§ Questions to answer
**a.** Summarize the passage on loneliness in cardiac patients in two sentences.
**b.** Answer these questions from the passage on loneliness in cardiac patients, one answer per line:
(i) At how many heart centres were the patients hospitalized?
(ii) What hazard ratio for cardiac events is given for men living alone?
(iii) Was there a statistically significant interaction between living alone and loneliness?
**c.** Reproduce the passage on loneliness in cardiac patients word for word, from "The study found" up to and including "anxiety and depression.".

§ Text under study
• • • • •

Forget the latest heart medications and procedures and figure out how to provide more social support to cardiac patients, new research suggests.
A cross-sectional Danish study of 13,433 patients recently hospitalised with cardiac disease at one of five heart centres has found patient-reported loneliness predicted all-cause mortality at one year.
Men and women with diagnoses of ischaemic heart disease, arrhythmia, heart failure or valve disease were surveyed and their outcomes tracked via the Danish National Patient Register during the first year after discharge.
The study found women feeling lonely had almost triple the risk of all-cause mortality compared to other women with heart disease (HR 2.92).
Men living alone had an increased risk of cardiac events (HR 1.39) and men feeling lonely had more than twice the risk of all-cause mortality (HR 2.4).
Overall patients who felt lonely also reported poorer physical and mental health, poorer quality of life, and more anxiety and depression.
Interestingly, there was no statistically significant interaction between living alone and loneliness.

• • • • •

§ Provided records
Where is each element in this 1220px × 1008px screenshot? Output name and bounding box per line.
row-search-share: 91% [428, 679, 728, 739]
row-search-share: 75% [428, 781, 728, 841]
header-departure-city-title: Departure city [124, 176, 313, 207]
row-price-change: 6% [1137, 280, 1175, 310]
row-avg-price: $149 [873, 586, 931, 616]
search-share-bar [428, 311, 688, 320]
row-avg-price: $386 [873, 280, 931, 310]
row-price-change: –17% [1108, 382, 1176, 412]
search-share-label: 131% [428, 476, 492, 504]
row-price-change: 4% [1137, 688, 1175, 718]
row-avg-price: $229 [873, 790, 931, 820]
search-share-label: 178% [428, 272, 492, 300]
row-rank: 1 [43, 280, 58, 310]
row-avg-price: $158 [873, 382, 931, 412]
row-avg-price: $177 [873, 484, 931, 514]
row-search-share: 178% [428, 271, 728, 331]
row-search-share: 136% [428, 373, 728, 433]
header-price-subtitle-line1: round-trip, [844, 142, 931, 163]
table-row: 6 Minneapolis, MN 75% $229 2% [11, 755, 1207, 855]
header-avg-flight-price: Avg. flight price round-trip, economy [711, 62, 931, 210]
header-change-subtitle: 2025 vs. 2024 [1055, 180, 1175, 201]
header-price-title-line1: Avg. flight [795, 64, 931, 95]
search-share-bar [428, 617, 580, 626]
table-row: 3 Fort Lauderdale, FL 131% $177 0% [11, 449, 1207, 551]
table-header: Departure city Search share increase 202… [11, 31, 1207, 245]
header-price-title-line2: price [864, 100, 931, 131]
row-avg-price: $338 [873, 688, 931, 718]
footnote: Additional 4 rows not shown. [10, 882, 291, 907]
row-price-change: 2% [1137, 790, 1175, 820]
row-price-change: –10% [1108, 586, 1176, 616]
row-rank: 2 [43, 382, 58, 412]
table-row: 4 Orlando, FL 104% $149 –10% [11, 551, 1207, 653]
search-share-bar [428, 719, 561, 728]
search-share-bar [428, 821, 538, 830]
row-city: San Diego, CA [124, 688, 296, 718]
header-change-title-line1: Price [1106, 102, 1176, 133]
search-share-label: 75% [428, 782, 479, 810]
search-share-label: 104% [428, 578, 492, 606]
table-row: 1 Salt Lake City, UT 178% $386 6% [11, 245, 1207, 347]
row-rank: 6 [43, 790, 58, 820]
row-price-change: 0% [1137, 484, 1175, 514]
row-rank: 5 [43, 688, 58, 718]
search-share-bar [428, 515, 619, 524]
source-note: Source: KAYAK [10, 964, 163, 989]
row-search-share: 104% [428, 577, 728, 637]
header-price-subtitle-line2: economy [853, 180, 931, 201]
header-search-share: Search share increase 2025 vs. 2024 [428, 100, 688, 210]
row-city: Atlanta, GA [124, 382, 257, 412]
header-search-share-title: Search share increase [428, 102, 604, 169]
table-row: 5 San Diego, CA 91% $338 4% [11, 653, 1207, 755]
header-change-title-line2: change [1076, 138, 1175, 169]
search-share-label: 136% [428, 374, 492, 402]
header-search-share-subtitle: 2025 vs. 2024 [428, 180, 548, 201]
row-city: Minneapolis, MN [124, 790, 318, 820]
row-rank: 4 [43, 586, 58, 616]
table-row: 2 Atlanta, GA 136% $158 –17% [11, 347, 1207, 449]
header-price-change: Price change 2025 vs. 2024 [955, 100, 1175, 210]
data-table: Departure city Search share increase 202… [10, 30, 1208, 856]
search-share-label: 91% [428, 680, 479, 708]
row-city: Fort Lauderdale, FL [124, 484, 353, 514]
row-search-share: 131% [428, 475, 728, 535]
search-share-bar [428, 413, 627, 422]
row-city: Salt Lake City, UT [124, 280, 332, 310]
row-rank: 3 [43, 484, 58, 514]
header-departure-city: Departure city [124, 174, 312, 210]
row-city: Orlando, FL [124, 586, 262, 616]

• • • • •

§ Solutions per task
**a.** A Danish study of 13,433 patients recently hospitalized with cardiac disease found that patient-reported loneliness predicted all-cause mortality at one year after discharge. Women feeling lonely had almost triple the risk of all-cause mortality and lonely men more than twice the risk, while men living alone had an increased risk of cardiac events.

**b.**
(i) Five.
(ii) HR 1.39.
(iii) No.

**c.**
The study found women feeling lonely had almost triple the risk of all-cause mortality compared to other women with heart disease (HR 2.92).
Men living alone had an increased risk of cardiac events (HR 1.39) and men feeling lonely had more than twice the risk of all-cause mortality (HR 2.4).
Overall patients who felt lonely also reported poorer physical and mental health, poorer quality of life, and more anxiety and depression.